> **Task data**:
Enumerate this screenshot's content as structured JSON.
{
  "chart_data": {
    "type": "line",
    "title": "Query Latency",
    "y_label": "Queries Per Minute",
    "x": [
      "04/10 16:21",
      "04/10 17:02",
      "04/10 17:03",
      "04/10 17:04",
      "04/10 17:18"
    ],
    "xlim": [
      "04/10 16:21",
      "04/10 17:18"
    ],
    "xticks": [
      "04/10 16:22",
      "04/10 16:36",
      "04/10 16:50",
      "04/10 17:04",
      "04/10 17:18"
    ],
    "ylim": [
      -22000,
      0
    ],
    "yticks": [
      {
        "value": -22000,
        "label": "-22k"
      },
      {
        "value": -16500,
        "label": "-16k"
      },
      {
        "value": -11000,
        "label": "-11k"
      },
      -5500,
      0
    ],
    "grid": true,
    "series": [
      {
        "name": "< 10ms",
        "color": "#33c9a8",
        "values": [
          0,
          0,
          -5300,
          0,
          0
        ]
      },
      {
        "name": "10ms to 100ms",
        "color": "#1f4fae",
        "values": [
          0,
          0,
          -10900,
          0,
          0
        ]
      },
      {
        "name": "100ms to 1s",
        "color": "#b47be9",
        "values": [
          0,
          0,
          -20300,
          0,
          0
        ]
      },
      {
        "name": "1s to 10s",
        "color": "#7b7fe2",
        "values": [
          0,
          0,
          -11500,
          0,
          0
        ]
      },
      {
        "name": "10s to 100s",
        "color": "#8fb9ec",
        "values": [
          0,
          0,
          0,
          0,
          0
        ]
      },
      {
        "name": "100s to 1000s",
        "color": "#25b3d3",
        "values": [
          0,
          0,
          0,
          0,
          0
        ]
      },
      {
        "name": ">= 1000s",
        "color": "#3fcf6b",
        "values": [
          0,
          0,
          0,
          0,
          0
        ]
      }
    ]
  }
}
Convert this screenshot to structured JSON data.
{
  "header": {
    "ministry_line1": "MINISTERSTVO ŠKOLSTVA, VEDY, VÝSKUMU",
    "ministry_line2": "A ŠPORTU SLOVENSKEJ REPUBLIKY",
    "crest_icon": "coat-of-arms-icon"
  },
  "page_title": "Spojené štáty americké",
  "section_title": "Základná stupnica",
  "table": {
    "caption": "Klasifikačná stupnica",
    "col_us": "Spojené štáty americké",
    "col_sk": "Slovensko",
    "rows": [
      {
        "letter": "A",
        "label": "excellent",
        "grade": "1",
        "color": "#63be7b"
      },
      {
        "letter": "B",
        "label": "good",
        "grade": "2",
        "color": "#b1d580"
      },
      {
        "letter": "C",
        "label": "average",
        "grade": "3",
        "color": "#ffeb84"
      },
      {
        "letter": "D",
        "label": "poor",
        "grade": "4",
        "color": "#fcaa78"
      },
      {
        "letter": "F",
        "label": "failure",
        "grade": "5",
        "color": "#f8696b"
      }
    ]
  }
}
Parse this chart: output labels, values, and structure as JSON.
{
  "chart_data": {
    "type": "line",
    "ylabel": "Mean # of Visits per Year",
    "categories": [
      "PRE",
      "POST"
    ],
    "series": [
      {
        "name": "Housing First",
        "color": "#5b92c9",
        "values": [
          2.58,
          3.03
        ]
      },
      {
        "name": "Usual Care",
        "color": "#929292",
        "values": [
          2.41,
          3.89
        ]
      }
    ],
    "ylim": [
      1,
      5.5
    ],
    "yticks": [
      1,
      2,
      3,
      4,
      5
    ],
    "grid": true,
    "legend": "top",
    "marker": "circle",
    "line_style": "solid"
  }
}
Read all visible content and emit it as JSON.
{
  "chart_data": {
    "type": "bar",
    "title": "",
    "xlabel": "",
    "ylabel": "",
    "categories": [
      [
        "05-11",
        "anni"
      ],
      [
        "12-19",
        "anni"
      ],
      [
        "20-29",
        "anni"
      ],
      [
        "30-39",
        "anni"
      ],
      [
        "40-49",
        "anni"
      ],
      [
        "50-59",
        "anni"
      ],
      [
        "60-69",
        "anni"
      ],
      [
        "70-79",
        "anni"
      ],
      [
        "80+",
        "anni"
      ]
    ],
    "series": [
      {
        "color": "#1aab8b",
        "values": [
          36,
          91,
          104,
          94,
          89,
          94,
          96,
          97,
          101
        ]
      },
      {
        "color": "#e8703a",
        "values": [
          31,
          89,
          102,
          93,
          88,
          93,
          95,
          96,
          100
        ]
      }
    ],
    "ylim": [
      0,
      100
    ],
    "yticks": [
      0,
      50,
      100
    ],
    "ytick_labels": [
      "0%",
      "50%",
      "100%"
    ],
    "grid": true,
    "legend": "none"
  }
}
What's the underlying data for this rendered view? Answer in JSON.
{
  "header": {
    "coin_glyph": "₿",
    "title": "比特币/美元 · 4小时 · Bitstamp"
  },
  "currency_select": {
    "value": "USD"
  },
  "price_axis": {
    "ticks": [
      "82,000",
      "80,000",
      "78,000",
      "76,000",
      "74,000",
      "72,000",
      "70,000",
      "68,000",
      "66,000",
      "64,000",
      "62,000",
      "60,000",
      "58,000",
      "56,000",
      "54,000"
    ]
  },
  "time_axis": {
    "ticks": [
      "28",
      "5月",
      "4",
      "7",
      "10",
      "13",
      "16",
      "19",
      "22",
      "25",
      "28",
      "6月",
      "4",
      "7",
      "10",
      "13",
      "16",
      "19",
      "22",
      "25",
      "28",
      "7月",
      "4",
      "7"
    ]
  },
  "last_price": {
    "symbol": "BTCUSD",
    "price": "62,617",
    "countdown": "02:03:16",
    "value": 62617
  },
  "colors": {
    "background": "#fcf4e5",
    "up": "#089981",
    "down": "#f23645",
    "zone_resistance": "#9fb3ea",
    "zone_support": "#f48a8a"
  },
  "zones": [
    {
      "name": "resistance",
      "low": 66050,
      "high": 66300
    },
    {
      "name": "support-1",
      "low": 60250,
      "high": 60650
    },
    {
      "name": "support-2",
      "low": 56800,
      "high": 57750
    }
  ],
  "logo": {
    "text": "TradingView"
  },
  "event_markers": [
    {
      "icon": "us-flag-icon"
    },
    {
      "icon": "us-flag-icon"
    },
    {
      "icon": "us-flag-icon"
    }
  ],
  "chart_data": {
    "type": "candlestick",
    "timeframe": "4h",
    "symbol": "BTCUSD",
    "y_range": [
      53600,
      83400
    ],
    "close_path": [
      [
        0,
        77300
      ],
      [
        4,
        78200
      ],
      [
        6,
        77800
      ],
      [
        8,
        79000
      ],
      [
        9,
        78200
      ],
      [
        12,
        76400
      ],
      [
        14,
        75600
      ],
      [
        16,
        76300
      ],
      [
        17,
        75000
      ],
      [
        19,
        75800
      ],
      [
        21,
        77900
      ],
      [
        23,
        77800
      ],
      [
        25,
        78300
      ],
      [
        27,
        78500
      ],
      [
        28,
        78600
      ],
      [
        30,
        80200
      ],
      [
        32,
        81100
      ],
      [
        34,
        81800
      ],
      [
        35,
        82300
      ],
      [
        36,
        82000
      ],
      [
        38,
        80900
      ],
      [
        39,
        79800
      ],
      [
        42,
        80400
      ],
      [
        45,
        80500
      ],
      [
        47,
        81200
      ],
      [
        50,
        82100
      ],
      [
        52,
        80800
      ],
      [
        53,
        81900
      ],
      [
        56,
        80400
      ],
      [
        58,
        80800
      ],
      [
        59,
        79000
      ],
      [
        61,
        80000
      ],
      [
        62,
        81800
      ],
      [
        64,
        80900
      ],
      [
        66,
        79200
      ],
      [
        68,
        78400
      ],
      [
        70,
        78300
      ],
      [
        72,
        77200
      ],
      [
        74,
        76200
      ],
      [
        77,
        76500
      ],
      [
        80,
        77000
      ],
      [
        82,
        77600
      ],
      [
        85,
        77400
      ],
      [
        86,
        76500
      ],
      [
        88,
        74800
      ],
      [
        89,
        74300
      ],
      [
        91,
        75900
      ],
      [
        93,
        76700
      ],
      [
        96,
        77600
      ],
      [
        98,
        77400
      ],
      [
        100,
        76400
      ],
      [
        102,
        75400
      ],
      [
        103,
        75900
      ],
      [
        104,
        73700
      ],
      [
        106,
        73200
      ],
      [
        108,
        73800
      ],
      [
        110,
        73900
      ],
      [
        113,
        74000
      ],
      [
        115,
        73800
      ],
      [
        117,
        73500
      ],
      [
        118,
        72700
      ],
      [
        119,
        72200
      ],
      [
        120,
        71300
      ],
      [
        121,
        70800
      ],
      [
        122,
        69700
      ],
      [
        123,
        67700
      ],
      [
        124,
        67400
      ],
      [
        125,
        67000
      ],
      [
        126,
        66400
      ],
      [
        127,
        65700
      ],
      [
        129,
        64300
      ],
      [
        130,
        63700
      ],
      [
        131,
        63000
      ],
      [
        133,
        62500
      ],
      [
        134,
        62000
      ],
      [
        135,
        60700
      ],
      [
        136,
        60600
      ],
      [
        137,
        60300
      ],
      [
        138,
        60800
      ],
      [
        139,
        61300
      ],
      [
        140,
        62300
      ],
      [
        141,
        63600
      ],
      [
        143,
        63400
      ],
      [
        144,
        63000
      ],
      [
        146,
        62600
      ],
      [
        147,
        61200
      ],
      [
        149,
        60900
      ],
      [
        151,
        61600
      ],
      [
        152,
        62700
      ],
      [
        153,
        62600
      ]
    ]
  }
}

> **Requirement**: Pick each line holding the word "Spojené" out of the listing.

> **Output of the task**:
  "page_title": "Spojené štáty americké",
    "col_us": "Spojené štáty americké",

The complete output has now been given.